Extracted records:
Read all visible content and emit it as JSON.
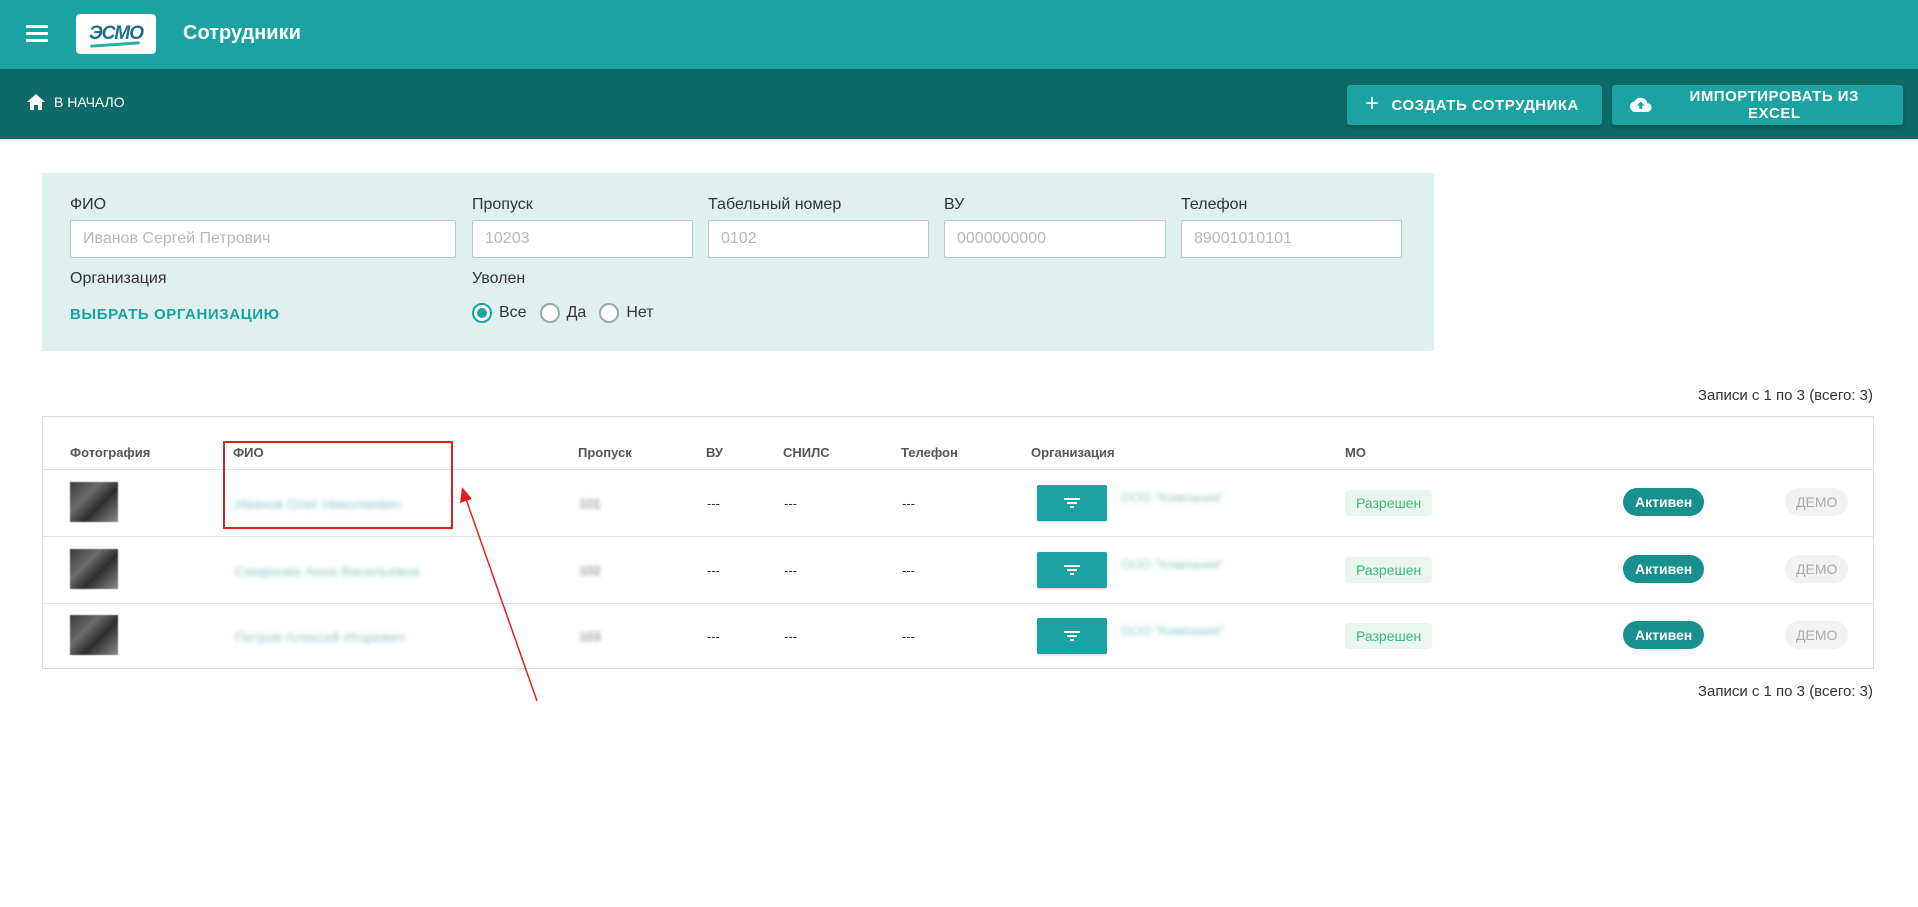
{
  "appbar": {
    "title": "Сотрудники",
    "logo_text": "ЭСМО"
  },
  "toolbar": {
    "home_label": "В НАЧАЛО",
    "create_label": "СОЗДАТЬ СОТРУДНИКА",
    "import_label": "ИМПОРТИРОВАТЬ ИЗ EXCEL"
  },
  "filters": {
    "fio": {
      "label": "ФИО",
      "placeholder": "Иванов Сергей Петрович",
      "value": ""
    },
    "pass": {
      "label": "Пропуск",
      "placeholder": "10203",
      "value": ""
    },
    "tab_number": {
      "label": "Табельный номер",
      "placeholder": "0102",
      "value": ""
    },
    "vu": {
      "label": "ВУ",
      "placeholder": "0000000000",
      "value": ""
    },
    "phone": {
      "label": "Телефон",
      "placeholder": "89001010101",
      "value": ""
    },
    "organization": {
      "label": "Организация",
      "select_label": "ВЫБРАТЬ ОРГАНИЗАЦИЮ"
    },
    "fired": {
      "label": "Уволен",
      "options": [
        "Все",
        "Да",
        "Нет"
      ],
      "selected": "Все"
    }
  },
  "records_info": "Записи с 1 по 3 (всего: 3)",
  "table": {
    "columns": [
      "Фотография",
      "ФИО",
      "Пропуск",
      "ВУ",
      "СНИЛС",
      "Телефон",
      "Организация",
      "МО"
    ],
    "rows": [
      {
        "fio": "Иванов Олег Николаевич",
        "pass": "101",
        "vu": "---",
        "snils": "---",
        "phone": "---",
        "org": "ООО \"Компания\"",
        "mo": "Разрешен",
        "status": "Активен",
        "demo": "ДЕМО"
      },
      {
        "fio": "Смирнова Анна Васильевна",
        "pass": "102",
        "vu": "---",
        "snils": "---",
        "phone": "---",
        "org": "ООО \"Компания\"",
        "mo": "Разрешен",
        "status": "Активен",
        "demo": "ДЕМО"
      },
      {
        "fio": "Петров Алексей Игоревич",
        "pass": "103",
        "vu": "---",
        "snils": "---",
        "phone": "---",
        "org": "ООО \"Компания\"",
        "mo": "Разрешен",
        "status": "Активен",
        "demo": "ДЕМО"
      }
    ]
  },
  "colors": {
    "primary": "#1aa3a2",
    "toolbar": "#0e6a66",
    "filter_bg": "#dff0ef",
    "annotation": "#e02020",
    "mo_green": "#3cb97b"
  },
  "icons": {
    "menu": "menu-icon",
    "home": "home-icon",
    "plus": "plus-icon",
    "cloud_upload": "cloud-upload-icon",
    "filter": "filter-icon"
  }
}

What is asked: Copy all lines from the material that include "placeholder".

Final result:
      "placeholder": "Иванов Сергей Петрович",
      "placeholder": "10203",
      "placeholder": "0102",
      "placeholder": "0000000000",
      "placeholder": "89001010101",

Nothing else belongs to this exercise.